Task: Set down all of the entries word for word, omitting the images they contain.

Provided entries:
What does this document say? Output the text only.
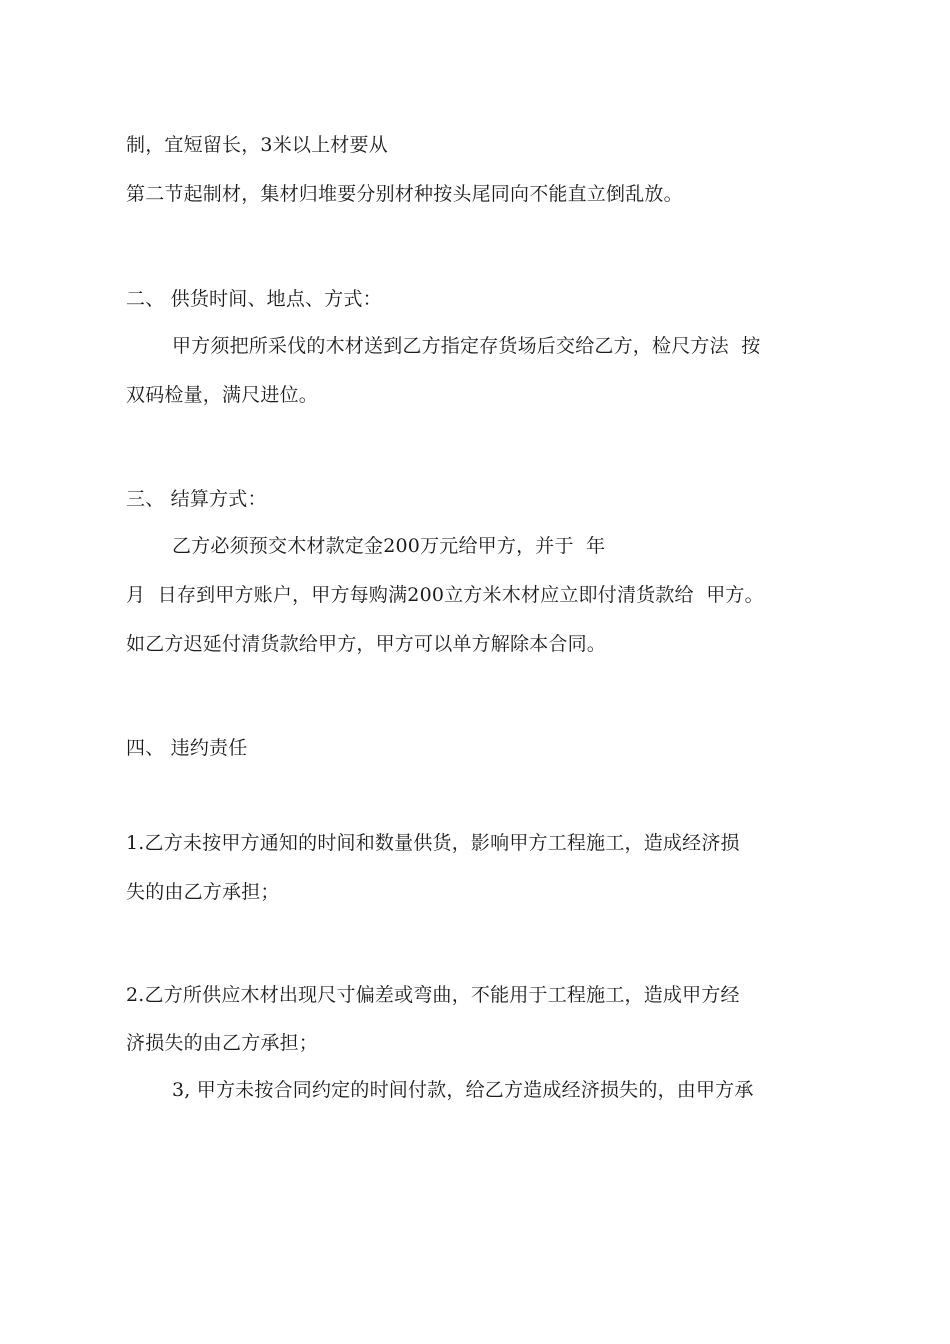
制，宜短留长，3米以上材要从
第二节起制材，集材归堆要分别材种按头尾同向不能直立倒乱放。
二、 供货时间、地点、方式：
甲方须把所采伐的木材送到乙方指定存货场后交给乙方，检尺方法  按
双码检量，满尺进位。
三、 结算方式：
乙方必须预交木材款定金200万元给甲方，并于  年
月  日存到甲方账户，甲方每购满200立方米木材应立即付清货款给  甲方。
如乙方迟延付清货款给甲方，甲方可以单方解除本合同。
四、 违约责任
1.乙方未按甲方通知的时间和数量供货，影响甲方工程施工，造成经济损
失的由乙方承担；
2.乙方所供应木材出现尺寸偏差或弯曲，不能用于工程施工，造成甲方经
济损失的由乙方承担；
3, 甲方未按合同约定的时间付款，给乙方造成经济损失的，由甲方承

Solution to the exercise:
What does this document say? Output the text only.
制，宜短留长，3米以上材要从
第二节起制材，集材归堆要分别材种按头尾同向不能直立倒乱放。
二、 供货时间、地点、方式：
甲方须把所采伐的木材送到乙方指定存货场后交给乙方，检尺方法  按
双码检量，满尺进位。
三、 结算方式：
乙方必须预交木材款定金200万元给甲方，并于  年
月  日存到甲方账户，甲方每购满200立方米木材应立即付清货款给  甲方。
如乙方迟延付清货款给甲方，甲方可以单方解除本合同。
四、 违约责任
1.乙方未按甲方通知的时间和数量供货，影响甲方工程施工，造成经济损
失的由乙方承担；
2.乙方所供应木材出现尺寸偏差或弯曲，不能用于工程施工，造成甲方经
济损失的由乙方承担；
3, 甲方未按合同约定的时间付款，给乙方造成经济损失的，由甲方承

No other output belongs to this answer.